Une situation qui pourrait avoir des conséquences permanentes alors que les blessés continuent à affluer vers les structures de santé. Cet état des choses illustre des conséquences de violences armées dans la zone et la suspension des activités de certaines organisations humanitaires dans la région.
À en croire le docteur Hippolyte Ten, coordonnateur santé adjoint du CICR, la prise en charge des blessés devient de plus en plus difficile. Car les structures sanitaires ne disposent d'aucun dispositif médical essentiel et l'on déplore également l'absence du personnel soignant qualifié. "Souvent, lorsqu'un malade ou un blessé parvient à se présenter dans un centre de santé malgré les difficultés d'accès, il ne trouve pas un personnel soignant qualifié à qui s'adresser. Et même s'il en trouve, dans la majorité des cas, il n'y aura pas de médicaments essentiels pour sa prise en charge", a-t-il révélé.
Selon la même source, le transfert des blessés aux structures de santé appropriées est rendu difficile à la suite des combats et difficultés à passer les lignes de front. Et par conséquent, les patients parcourent de longues distances à pied, mettant ainsi leur vie en danger avant de trouver des soins adaptés à leurs besoins. Par ailleurs, d'autres n'arrivent pas à temps à l'hôpital à la suite de blessures graves. Depuis le début de l'année, plus de 70% des structures sanitaires sur les 240 évaluées ont reçu des blessés par balles.
Face à cette situation critique, le CICR appelle à la recherche de solutions visant à garantir le fonctionnement des structures de santé, l'approvisionnement en intrants médicaux et d'assurer la protection du personnel soignant ainsi que des infrastructures sanitaires.

Consigne —
Recopiez sans rien changer le passage du texte sur la prise en charge des blessés, tout ce qui va de "Face à cette" jusqu'à "des infrastructures sanitaires.".

Informations extraites —
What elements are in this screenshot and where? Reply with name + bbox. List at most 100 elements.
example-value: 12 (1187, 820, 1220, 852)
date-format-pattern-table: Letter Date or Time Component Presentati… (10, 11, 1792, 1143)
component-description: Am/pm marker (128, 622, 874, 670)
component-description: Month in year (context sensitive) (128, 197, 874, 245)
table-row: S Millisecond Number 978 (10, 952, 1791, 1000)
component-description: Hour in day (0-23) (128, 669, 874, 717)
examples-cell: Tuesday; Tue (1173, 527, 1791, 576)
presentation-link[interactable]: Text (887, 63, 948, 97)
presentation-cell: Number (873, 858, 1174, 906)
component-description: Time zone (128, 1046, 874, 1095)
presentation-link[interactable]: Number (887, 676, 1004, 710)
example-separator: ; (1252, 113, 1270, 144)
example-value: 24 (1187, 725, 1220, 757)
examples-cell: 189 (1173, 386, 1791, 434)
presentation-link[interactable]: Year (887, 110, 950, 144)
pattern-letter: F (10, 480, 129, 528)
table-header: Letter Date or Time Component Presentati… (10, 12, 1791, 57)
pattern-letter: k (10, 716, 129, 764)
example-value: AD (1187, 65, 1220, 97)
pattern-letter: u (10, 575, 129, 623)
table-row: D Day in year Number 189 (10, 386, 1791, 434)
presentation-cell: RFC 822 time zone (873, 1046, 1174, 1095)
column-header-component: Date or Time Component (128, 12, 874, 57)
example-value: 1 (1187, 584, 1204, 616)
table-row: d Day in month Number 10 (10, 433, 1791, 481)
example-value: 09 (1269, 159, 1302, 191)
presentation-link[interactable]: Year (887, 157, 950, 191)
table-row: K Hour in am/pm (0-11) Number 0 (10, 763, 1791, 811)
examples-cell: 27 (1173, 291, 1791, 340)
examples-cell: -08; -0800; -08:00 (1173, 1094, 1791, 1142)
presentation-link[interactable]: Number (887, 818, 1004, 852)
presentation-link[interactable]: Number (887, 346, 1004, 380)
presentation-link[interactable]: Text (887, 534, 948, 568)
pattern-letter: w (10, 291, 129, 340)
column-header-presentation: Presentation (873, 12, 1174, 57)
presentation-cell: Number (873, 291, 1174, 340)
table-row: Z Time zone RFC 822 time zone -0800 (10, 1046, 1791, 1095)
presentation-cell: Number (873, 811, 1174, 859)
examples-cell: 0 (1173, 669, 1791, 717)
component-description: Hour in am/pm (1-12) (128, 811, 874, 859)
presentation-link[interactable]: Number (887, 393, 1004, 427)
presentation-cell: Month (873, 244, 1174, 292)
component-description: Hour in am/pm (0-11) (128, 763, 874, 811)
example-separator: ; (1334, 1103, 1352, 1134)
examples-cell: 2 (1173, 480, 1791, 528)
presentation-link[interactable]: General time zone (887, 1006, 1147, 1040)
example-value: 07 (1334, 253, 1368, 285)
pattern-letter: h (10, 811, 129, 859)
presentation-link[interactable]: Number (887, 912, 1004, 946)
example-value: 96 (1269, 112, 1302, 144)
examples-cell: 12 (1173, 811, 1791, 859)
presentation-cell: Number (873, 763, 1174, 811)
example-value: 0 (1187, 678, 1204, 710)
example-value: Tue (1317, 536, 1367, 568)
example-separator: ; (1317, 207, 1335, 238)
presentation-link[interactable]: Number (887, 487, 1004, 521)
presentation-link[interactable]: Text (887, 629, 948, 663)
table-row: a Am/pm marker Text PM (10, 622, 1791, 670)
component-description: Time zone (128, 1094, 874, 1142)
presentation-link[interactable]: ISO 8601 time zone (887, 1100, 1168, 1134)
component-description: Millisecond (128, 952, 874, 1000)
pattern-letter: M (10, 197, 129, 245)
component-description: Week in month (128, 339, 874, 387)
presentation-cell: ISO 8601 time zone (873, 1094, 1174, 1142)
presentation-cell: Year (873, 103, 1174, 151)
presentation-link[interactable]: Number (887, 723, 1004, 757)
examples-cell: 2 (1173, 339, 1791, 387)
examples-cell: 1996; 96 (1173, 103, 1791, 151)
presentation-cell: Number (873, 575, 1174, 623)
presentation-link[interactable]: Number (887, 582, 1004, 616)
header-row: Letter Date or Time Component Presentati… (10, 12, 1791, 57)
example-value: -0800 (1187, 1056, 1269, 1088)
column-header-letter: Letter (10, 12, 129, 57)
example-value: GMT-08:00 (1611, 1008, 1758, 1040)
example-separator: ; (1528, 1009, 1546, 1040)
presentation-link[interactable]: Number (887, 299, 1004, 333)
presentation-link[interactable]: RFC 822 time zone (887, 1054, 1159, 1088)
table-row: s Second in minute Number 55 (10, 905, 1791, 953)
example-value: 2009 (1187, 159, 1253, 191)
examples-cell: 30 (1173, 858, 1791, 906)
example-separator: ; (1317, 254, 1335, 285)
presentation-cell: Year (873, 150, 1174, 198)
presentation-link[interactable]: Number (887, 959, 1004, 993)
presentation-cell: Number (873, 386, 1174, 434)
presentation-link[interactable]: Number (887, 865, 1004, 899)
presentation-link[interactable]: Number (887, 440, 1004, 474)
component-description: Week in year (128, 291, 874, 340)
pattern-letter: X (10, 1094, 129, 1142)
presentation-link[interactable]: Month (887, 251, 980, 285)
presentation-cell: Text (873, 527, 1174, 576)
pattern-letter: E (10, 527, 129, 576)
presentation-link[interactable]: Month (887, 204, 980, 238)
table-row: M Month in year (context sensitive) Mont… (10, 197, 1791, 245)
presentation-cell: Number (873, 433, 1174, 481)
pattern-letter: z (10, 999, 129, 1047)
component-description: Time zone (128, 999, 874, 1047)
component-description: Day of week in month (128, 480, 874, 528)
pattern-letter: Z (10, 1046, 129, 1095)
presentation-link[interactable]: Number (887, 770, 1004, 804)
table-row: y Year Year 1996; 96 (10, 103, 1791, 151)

Résultat —
Face à cette situation critique, le CICR appelle à la recherche de solutions visant à garantir le fonctionnement des structures de santé, l'approvisionnement en intrants médicaux et d'assurer la protection du personnel soignant ainsi que des infrastructures sanitaires.